(Excerpts from a figure dataset)
▬▬▬

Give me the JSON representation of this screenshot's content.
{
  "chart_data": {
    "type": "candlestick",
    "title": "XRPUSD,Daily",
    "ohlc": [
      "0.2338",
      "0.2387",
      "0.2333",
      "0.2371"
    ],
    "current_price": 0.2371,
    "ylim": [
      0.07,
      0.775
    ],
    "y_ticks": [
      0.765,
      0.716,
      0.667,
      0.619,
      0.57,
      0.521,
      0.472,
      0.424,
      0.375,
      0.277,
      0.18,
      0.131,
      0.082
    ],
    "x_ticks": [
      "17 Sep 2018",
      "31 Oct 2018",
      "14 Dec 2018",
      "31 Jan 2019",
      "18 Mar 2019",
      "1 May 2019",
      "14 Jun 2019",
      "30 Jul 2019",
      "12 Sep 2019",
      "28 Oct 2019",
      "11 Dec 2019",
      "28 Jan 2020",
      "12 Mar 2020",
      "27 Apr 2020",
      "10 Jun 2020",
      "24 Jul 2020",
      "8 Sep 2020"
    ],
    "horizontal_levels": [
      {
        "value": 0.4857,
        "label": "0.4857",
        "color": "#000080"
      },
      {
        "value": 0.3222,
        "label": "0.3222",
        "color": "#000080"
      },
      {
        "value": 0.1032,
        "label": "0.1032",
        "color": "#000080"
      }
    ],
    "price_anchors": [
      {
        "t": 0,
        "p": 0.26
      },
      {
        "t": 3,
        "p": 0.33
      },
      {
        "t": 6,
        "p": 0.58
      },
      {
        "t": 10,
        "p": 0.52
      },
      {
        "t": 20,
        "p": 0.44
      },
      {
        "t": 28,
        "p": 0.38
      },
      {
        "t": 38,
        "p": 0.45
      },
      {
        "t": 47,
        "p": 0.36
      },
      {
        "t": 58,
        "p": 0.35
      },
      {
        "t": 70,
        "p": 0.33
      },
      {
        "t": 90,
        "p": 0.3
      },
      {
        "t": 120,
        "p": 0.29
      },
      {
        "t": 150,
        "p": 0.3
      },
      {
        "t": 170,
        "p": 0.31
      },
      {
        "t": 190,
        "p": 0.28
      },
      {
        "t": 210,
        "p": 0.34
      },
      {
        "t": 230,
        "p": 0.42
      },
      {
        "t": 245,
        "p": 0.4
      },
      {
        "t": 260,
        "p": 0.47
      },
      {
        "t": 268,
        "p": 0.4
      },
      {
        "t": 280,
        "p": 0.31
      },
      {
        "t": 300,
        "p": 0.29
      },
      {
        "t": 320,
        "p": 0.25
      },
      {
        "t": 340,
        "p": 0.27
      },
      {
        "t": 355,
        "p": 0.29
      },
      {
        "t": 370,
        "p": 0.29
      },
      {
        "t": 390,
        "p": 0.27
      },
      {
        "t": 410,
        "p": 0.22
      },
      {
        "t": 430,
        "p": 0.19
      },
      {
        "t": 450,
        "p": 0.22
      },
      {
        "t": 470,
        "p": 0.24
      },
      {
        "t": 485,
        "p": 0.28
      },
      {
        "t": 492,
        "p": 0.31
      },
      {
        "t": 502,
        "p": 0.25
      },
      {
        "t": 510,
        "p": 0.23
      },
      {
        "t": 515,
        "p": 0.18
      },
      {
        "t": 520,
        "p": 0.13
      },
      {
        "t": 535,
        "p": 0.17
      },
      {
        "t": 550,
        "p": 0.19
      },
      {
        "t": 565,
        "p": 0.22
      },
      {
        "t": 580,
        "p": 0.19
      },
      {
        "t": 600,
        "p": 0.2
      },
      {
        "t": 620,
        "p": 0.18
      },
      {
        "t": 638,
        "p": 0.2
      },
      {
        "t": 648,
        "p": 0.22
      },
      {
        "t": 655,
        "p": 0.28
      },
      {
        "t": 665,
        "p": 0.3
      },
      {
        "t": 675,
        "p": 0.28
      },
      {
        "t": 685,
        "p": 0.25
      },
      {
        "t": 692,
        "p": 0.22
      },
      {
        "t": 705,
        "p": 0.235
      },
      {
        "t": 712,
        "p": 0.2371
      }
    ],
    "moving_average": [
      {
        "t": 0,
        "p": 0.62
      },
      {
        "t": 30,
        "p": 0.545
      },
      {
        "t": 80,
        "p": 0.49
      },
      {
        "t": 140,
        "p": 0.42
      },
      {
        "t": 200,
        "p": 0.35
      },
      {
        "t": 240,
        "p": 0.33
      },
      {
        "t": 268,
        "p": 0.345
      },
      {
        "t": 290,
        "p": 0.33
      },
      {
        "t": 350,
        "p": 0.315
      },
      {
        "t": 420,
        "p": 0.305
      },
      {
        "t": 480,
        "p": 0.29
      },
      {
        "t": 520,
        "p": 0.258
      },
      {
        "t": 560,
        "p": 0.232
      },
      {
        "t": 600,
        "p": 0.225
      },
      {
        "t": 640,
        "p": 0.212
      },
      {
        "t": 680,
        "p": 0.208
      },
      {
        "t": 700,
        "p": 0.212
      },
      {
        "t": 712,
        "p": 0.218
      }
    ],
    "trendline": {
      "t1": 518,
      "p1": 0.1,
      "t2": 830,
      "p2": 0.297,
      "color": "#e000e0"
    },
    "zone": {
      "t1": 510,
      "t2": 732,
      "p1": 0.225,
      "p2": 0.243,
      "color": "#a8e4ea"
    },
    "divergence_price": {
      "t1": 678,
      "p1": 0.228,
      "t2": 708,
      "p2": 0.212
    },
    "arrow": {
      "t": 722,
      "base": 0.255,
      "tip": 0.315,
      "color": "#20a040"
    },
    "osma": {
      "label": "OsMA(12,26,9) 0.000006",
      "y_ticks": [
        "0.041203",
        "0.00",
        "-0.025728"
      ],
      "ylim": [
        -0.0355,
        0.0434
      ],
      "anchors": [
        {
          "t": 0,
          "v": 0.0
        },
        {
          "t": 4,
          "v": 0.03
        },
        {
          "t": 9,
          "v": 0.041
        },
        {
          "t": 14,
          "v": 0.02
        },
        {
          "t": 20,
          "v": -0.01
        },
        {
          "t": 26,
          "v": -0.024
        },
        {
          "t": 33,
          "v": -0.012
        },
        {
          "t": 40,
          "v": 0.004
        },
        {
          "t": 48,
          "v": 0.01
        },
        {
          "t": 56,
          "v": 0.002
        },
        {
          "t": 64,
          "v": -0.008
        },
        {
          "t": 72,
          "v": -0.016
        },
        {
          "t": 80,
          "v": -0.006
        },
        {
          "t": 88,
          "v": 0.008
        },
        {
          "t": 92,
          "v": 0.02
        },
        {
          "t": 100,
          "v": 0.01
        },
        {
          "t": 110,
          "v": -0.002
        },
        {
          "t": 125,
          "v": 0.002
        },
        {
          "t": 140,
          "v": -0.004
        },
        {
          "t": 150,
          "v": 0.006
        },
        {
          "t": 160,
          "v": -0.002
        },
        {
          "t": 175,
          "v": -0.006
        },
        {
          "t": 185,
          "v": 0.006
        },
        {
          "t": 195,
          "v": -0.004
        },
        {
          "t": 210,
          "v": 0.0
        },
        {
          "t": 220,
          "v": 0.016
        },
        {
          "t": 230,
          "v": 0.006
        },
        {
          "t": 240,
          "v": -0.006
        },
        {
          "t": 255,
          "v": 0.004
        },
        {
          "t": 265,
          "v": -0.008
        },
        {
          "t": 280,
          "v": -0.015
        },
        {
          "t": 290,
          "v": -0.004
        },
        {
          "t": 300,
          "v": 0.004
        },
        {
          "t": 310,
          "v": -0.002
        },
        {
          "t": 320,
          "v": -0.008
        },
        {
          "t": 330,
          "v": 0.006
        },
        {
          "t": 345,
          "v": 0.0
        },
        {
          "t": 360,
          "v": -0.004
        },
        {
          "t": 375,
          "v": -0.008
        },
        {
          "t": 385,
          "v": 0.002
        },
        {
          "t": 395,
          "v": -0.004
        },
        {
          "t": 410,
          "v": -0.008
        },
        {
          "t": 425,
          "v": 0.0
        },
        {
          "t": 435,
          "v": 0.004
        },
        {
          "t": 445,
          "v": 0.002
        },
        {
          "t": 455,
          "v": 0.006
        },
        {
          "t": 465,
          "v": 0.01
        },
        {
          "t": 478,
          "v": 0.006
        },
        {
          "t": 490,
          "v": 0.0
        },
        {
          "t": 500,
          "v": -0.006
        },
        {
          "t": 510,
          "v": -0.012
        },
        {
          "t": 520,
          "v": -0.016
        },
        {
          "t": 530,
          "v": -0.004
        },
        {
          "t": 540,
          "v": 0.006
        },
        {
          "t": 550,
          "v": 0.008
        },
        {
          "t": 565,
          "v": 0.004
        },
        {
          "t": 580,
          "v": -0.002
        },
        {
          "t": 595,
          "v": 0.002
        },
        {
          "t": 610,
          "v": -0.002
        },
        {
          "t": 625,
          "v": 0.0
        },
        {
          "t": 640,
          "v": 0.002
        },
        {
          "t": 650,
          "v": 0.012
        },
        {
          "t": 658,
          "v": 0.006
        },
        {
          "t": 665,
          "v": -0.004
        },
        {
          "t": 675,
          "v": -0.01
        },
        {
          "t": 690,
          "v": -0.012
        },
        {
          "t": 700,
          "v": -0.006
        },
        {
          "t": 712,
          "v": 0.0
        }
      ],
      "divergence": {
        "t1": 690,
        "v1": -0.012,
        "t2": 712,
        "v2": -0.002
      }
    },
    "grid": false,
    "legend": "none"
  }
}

▬▬▬

:: Exercise prompt ::
Within the data above, pick out all lines holding the word "label".

:: Task output ::
        "label": "0.4857",
        "label": "0.3222",
        "label": "0.1032",
      "label": "OsMA(12,26,9) 0.000006",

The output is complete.